» Material provided:

"""

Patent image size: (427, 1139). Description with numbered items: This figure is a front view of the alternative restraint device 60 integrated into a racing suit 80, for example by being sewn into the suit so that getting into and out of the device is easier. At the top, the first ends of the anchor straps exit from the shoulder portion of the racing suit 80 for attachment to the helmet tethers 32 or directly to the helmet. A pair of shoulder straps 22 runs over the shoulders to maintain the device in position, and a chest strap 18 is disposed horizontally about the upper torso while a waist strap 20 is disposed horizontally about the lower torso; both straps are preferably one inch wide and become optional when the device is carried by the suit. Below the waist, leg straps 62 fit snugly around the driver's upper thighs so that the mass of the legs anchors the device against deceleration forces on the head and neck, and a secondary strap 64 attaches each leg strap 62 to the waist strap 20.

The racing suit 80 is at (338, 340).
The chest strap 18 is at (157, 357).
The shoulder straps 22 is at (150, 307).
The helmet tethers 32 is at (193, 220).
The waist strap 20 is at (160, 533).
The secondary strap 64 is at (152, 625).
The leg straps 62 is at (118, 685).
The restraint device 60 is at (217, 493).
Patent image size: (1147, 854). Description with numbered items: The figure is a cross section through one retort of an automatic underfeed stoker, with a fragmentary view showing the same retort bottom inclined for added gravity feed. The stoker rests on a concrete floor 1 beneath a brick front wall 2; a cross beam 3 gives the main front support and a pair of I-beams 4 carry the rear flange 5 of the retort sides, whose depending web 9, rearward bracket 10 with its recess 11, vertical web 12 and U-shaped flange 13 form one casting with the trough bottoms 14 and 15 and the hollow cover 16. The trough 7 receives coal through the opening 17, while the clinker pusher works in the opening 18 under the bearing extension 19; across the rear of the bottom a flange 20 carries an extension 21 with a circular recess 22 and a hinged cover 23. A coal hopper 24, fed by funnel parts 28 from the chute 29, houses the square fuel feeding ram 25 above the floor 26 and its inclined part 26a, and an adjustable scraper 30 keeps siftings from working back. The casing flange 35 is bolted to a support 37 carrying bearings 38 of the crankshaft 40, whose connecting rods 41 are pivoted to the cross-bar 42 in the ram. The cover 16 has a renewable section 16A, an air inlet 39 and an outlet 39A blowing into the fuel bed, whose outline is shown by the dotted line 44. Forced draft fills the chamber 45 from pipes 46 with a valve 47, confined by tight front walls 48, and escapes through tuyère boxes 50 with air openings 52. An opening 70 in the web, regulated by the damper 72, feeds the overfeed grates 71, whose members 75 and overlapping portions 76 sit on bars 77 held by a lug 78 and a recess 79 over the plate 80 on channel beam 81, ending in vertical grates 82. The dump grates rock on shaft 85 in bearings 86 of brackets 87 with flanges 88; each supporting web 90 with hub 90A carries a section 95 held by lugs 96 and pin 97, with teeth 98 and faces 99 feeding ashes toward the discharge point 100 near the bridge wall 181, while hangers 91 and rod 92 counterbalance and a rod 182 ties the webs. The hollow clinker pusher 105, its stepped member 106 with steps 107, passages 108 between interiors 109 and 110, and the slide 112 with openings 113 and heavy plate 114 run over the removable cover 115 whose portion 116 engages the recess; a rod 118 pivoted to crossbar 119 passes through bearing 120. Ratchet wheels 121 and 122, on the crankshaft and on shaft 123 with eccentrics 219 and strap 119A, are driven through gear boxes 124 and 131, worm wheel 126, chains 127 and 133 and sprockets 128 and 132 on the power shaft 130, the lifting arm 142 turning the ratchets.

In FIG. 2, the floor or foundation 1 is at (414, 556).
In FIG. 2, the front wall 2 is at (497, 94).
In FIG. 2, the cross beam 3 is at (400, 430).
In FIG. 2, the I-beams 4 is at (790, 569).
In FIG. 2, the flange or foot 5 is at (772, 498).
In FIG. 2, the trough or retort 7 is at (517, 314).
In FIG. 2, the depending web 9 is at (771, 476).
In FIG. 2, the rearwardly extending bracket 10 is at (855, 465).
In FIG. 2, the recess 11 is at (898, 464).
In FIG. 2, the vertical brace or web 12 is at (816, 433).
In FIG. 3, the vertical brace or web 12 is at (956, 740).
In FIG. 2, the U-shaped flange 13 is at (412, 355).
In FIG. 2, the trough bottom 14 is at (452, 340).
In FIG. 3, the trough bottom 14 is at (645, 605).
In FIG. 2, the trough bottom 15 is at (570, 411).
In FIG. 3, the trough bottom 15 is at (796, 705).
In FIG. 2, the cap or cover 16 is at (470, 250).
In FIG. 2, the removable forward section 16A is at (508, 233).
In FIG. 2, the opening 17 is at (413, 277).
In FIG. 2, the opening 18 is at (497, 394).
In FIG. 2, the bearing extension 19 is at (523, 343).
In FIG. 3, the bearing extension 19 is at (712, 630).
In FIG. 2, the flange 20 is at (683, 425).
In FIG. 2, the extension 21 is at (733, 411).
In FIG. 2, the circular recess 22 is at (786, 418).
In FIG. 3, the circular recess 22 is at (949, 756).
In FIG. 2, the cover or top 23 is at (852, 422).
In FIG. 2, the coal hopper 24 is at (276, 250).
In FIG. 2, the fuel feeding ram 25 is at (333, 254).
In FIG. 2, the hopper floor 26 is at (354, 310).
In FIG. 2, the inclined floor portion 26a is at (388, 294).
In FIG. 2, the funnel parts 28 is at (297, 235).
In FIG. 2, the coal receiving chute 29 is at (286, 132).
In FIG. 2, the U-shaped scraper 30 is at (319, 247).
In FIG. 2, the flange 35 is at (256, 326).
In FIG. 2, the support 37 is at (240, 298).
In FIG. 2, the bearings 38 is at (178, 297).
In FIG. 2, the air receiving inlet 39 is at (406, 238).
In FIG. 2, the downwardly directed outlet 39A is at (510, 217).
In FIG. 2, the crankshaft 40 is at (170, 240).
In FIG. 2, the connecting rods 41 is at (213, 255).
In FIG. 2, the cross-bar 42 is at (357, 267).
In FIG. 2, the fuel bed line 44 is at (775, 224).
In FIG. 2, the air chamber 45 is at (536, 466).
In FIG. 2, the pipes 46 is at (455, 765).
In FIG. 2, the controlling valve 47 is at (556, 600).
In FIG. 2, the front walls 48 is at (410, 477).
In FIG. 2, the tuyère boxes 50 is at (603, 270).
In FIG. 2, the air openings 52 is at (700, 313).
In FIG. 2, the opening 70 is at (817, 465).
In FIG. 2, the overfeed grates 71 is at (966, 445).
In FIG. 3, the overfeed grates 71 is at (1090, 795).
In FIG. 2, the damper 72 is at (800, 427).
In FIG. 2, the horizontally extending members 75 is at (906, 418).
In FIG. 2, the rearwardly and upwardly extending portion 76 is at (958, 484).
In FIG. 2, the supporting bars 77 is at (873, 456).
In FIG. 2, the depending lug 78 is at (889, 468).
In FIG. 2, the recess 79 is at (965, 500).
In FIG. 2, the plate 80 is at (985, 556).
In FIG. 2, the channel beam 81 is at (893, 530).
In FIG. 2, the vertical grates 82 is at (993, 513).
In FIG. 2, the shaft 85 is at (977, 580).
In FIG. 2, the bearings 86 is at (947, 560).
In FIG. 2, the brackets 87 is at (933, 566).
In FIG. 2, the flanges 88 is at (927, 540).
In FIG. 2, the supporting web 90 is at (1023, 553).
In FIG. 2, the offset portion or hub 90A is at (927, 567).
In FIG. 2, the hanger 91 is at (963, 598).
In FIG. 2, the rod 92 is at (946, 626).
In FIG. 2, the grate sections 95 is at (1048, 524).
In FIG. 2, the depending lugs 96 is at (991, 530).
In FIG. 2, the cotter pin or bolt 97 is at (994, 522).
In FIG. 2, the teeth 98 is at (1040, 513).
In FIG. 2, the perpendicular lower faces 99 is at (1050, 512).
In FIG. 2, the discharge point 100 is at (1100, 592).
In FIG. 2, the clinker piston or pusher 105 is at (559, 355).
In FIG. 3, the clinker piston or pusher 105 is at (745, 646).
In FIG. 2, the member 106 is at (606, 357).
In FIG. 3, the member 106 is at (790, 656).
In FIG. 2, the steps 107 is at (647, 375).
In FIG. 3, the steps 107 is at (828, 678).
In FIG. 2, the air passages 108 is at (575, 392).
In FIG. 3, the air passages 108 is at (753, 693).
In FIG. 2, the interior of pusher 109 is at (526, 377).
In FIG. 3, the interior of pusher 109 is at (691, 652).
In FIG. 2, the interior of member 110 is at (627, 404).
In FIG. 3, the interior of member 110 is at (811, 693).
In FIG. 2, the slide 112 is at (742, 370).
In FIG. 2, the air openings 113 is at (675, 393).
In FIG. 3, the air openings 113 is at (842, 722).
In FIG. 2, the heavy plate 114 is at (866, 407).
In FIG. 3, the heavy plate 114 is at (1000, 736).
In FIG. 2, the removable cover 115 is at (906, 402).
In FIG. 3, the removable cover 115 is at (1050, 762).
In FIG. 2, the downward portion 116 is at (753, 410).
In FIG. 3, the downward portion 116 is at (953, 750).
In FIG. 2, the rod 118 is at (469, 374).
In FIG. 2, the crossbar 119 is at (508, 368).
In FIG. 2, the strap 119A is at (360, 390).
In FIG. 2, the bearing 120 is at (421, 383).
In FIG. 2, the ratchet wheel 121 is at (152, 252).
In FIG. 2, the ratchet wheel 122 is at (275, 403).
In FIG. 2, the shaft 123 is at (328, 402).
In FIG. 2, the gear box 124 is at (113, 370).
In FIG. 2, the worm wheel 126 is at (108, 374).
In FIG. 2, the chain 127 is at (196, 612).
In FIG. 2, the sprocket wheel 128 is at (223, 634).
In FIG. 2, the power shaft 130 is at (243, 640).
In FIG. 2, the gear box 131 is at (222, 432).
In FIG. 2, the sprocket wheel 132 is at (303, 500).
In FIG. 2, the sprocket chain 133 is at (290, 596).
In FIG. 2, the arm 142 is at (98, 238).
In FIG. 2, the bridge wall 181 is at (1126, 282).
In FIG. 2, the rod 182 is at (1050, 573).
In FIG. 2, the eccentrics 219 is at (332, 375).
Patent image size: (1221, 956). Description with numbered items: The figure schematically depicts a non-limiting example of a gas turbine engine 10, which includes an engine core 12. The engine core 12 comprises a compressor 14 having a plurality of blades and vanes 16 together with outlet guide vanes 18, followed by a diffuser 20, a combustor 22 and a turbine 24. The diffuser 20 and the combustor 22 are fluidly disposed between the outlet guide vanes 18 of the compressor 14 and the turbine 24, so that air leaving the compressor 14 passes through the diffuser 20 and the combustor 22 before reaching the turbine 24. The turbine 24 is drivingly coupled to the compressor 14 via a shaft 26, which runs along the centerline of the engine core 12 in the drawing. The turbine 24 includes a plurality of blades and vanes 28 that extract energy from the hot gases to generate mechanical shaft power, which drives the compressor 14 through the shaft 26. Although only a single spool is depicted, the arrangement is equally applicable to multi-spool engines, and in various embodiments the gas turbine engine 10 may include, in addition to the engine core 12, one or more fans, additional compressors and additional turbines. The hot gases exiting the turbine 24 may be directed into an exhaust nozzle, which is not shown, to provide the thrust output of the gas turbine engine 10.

"""

» Problem to solve:
Put everything from the start of the data down to the line containing "The restraint device 60 is at (217, 493)." into a JSON list of strings, with one string per line and blank lines omitted.

» Solution to this task:
[
  "Patent image size: (427, 1139). Description with numbered items: This figure is a front view of the alternative restraint device 60 integrated into a racing suit 80, for example by being sewn into the suit so that getting into and out of the device is easier. At the top, the first ends of the anchor straps exit from the shoulder portion of the racing suit 80 for attachment to the helmet tethers 32 or directly to the helmet. A pair of shoulder straps 22 runs over the shoulders to maintain the device in position, and a chest strap 18 is disposed horizontally about the upper torso while a waist strap 20 is disposed horizontally about the lower torso; both straps are preferably one inch wide and become optional when the device is carried by the suit. Below the waist, leg straps 62 fit snugly around the driver's upper thighs so that the mass of the legs anchors the device against deceleration forces on the head and neck, and a secondary strap 64 attaches each leg strap 62 to the waist strap 20.",
  "The racing suit 80 is at (338, 340).",
  "The chest strap 18 is at (157, 357).",
  "The shoulder straps 22 is at (150, 307).",
  "The helmet tethers 32 is at (193, 220).",
  "The waist strap 20 is at (160, 533).",
  "The secondary strap 64 is at (152, 625).",
  "The leg straps 62 is at (118, 685).",
  "The restraint device 60 is at (217, 493)."
]